• [Given problem]
Would you transcribe all of the data exactly, down to the last character?

******************************

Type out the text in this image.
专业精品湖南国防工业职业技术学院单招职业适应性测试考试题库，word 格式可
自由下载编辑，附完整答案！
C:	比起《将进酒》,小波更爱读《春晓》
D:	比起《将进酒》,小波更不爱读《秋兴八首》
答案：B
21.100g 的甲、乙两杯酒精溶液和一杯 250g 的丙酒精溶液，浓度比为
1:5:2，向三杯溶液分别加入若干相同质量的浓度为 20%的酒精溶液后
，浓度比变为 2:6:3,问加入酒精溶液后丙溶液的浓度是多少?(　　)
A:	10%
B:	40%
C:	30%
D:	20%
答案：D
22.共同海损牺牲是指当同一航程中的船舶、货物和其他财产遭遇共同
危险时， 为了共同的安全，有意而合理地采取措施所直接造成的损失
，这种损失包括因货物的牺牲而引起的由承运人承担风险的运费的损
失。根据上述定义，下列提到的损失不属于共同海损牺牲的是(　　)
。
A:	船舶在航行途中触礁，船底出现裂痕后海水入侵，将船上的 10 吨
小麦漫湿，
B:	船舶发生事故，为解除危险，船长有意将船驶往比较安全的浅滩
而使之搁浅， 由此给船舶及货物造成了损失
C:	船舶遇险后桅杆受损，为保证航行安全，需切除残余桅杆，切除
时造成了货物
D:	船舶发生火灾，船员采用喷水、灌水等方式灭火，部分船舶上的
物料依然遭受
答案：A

******************************

• [Reply to the task]
Type out the text in this image.
专业精品湖南国防工业职业技术学院单招职业适应性测试考试题库，word 格式可
自由下载编辑，附完整答案！
C:	比起《将进酒》,小波更爱读《春晓》
D:	比起《将进酒》,小波更不爱读《秋兴八首》
答案：B
21.100g 的甲、乙两杯酒精溶液和一杯 250g 的丙酒精溶液，浓度比为
1:5:2，向三杯溶液分别加入若干相同质量的浓度为 20%的酒精溶液后
，浓度比变为 2:6:3,问加入酒精溶液后丙溶液的浓度是多少?(　　)
A:	10%
B:	40%
C:	30%
D:	20%
答案：D
22.共同海损牺牲是指当同一航程中的船舶、货物和其他财产遭遇共同
危险时， 为了共同的安全，有意而合理地采取措施所直接造成的损失
，这种损失包括因货物的牺牲而引起的由承运人承担风险的运费的损
失。根据上述定义，下列提到的损失不属于共同海损牺牲的是(　　)
。
A:	船舶在航行途中触礁，船底出现裂痕后海水入侵，将船上的 10 吨
小麦漫湿，
B:	船舶发生事故，为解除危险，船长有意将船驶往比较安全的浅滩
而使之搁浅， 由此给船舶及货物造成了损失
C:	船舶遇险后桅杆受损，为保证航行安全，需切除残余桅杆，切除
时造成了货物
D:	船舶发生火灾，船员采用喷水、灌水等方式灭火，部分船舶上的
物料依然遭受
答案：A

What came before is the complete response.